_Instruction:_
Lines that include the word "namque" are the ones to copy.

_ _ _

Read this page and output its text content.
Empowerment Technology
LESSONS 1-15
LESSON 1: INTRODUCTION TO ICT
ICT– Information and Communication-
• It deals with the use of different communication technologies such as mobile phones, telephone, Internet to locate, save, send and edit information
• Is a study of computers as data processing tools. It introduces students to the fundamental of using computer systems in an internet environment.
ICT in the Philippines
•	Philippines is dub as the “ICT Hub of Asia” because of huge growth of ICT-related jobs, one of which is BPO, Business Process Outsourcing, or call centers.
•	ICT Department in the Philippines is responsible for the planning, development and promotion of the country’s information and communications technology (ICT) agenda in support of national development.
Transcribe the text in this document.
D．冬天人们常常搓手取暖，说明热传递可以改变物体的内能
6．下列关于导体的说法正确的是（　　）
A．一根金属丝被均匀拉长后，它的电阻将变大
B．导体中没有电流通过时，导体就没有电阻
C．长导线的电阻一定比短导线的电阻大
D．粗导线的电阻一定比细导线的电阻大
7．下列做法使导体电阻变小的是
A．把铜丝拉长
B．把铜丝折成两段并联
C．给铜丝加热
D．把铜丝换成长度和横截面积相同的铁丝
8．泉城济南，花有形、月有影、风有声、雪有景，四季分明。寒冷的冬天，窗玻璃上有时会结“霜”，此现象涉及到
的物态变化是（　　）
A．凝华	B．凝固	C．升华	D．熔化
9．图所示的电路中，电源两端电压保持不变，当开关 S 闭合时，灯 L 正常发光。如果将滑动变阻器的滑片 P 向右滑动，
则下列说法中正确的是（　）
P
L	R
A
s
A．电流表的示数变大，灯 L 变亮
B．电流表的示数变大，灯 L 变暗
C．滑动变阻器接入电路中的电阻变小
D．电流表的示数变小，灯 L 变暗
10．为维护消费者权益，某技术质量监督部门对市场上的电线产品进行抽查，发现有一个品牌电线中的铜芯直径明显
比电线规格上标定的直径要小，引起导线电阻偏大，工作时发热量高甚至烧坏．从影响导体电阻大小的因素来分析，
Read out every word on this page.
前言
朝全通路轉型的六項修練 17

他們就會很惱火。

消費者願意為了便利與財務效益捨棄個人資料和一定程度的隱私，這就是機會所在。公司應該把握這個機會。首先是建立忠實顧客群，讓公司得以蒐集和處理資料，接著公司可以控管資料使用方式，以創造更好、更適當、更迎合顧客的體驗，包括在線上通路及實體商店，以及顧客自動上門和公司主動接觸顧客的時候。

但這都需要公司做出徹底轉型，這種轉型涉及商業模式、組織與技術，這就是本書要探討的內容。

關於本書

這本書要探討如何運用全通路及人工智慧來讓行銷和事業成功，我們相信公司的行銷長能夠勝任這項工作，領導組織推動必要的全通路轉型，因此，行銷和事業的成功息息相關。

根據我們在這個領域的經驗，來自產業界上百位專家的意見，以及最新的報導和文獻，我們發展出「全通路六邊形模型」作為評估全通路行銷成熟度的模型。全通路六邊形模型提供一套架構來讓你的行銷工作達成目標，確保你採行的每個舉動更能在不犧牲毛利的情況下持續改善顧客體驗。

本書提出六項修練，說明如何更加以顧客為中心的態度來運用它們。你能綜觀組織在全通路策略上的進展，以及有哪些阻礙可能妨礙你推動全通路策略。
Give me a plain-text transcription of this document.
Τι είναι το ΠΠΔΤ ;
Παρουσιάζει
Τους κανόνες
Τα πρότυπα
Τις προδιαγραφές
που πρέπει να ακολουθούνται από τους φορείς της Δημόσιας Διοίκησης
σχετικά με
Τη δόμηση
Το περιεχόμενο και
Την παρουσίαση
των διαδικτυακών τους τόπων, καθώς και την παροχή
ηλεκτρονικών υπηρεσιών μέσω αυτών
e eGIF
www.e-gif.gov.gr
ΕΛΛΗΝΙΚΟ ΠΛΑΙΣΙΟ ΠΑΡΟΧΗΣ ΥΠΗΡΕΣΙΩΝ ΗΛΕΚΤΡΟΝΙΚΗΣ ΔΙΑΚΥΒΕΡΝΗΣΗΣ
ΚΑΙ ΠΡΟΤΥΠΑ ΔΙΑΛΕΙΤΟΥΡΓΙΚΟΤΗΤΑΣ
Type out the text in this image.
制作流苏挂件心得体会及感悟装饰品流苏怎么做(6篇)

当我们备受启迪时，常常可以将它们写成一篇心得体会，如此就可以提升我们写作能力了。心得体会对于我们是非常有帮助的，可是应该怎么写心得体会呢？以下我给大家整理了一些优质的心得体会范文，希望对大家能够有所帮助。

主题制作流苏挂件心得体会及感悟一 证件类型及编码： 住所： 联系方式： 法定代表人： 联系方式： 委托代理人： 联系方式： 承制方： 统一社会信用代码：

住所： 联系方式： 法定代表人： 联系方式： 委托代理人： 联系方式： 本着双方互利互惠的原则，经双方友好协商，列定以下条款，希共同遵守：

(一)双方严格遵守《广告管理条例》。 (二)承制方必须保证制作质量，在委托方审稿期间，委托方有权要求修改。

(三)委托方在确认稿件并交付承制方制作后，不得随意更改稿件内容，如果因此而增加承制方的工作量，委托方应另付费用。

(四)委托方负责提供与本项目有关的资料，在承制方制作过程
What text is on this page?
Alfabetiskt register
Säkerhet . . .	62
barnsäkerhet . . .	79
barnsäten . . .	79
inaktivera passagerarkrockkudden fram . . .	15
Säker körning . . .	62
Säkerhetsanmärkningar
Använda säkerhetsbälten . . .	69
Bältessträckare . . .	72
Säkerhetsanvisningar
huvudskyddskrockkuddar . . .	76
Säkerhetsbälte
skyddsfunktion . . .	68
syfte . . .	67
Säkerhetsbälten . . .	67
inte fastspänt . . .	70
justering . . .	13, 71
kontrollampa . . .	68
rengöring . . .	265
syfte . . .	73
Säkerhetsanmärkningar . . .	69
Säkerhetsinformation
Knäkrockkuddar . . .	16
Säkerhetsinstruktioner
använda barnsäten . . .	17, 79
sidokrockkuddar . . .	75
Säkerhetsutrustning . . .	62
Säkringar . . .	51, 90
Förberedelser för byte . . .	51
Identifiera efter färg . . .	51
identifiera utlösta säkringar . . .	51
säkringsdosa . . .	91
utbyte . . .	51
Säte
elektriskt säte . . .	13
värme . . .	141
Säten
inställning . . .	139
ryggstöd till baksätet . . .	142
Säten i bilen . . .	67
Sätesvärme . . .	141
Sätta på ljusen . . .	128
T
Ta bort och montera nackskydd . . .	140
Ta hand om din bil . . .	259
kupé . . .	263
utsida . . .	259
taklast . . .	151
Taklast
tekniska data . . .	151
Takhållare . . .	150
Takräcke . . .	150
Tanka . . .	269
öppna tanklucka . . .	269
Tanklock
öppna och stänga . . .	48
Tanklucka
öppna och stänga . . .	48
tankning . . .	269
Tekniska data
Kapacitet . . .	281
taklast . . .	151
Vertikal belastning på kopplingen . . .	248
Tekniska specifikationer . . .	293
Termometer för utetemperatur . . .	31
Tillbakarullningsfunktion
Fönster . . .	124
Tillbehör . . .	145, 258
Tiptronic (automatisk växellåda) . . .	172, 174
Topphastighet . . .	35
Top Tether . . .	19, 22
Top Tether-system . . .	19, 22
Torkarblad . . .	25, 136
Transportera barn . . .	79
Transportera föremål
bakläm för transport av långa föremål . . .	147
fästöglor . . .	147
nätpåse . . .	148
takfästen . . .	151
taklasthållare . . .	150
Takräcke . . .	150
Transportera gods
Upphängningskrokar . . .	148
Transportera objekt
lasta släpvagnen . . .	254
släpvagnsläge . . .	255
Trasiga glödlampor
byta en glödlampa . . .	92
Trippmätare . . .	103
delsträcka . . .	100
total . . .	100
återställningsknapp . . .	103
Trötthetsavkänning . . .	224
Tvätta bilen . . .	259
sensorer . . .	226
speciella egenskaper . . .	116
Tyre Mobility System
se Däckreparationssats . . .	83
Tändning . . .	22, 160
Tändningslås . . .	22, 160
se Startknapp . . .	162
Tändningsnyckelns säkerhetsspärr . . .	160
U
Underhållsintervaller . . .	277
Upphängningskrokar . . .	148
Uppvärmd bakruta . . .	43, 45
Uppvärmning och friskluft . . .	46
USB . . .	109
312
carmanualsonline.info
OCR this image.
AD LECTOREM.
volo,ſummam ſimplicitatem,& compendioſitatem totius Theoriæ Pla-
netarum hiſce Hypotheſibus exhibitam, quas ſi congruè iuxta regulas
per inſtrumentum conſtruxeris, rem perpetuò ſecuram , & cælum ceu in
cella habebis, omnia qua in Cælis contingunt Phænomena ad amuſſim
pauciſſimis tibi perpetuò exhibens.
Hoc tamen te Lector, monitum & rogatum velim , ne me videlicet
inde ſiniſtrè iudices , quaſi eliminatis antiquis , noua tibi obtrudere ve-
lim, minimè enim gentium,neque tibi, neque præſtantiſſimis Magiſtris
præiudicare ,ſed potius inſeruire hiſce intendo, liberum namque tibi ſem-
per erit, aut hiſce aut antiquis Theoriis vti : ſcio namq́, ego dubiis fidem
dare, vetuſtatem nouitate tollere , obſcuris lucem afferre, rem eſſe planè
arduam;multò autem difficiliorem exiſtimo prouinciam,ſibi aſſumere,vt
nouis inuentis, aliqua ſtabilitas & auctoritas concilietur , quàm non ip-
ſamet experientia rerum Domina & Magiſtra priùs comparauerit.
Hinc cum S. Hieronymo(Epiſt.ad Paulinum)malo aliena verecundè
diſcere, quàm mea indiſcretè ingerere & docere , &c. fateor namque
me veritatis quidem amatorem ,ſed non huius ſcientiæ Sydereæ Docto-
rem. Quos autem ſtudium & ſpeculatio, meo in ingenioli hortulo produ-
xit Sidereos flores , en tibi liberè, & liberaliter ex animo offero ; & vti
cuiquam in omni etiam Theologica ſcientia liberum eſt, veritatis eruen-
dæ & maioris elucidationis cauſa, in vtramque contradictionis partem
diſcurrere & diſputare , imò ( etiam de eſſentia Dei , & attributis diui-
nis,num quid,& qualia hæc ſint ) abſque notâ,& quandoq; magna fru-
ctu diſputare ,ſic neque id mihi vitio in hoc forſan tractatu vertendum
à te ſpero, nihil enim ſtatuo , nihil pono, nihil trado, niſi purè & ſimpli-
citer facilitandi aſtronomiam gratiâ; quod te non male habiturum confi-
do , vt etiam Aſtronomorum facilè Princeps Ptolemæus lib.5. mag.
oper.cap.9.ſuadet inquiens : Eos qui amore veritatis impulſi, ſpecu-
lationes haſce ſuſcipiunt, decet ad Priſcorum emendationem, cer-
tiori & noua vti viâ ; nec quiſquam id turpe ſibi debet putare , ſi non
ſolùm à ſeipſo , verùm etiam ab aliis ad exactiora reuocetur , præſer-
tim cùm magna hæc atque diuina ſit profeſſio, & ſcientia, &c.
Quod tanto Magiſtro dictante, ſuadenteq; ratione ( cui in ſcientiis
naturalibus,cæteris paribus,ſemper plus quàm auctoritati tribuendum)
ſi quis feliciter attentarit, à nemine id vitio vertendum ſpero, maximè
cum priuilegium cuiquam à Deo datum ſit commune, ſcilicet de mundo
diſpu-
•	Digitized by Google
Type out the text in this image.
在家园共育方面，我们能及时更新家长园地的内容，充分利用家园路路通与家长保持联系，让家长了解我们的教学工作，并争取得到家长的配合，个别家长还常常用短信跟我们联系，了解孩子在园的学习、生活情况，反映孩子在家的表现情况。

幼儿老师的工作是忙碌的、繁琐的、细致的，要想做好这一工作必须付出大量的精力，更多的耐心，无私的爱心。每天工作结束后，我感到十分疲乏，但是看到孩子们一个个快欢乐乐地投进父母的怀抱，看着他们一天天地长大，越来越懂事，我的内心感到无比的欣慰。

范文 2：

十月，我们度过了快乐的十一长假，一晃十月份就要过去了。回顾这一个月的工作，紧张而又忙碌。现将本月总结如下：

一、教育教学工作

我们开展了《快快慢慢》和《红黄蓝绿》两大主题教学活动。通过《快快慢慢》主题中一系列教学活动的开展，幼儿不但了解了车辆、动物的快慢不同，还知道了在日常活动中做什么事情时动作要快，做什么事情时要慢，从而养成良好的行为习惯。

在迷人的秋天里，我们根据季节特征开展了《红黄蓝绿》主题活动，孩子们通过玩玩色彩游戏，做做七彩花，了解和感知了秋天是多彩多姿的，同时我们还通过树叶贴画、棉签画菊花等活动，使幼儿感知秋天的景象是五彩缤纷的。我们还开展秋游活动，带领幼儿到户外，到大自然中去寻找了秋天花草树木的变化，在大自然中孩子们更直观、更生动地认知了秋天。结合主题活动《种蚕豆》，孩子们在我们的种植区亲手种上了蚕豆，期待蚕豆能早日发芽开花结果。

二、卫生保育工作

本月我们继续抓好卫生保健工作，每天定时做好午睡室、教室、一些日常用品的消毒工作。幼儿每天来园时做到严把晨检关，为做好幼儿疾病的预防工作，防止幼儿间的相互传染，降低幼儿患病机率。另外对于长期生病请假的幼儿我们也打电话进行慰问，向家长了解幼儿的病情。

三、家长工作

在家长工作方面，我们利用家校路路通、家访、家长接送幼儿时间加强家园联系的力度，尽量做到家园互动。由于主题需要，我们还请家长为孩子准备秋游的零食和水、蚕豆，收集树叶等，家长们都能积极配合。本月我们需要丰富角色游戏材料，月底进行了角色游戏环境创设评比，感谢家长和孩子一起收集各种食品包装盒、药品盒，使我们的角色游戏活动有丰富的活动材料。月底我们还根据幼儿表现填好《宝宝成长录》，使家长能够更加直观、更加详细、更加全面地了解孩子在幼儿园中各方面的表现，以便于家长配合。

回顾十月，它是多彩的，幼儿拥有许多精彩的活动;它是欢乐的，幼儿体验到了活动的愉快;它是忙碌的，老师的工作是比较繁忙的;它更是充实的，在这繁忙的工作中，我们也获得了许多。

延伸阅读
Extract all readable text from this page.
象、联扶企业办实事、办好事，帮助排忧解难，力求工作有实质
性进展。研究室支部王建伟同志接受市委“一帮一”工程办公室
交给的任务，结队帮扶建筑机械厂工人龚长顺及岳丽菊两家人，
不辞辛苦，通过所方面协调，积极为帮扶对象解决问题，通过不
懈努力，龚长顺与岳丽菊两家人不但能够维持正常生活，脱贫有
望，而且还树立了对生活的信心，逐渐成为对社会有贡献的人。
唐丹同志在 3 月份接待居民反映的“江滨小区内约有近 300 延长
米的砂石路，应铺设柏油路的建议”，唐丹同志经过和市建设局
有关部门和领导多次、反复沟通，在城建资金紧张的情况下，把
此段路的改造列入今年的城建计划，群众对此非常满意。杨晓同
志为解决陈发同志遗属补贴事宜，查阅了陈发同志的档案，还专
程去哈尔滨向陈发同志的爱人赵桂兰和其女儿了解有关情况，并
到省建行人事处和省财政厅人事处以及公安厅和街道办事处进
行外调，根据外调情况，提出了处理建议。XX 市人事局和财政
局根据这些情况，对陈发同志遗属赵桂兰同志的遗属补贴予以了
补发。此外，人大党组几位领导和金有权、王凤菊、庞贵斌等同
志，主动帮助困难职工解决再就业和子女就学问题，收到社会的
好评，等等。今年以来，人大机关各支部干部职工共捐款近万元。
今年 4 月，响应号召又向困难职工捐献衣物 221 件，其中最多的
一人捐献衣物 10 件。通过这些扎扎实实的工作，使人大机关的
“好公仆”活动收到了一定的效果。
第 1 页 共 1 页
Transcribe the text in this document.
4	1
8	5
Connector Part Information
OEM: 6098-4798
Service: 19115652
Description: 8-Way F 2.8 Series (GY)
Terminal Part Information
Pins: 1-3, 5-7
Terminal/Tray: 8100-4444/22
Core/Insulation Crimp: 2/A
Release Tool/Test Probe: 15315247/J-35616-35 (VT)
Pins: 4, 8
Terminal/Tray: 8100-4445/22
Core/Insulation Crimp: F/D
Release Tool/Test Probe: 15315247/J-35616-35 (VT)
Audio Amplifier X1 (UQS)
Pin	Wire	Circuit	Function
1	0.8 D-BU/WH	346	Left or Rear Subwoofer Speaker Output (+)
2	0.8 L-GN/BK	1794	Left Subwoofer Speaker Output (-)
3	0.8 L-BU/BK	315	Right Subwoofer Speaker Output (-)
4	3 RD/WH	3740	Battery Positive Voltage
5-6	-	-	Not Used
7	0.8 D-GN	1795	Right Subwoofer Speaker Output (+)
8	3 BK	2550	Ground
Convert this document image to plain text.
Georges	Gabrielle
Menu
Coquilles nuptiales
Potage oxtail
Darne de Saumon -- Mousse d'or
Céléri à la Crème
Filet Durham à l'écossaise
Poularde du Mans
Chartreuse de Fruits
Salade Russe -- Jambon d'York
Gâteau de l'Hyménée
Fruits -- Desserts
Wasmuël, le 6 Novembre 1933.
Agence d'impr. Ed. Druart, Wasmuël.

_ _ _

_Result of this exercise:_
præiudicare ,ſed potius inſeruire hiſce intendo, liberum namque tibi ſem-
diſcere, quàm mea indiſcretè ingerere & docere , &c. fateor namque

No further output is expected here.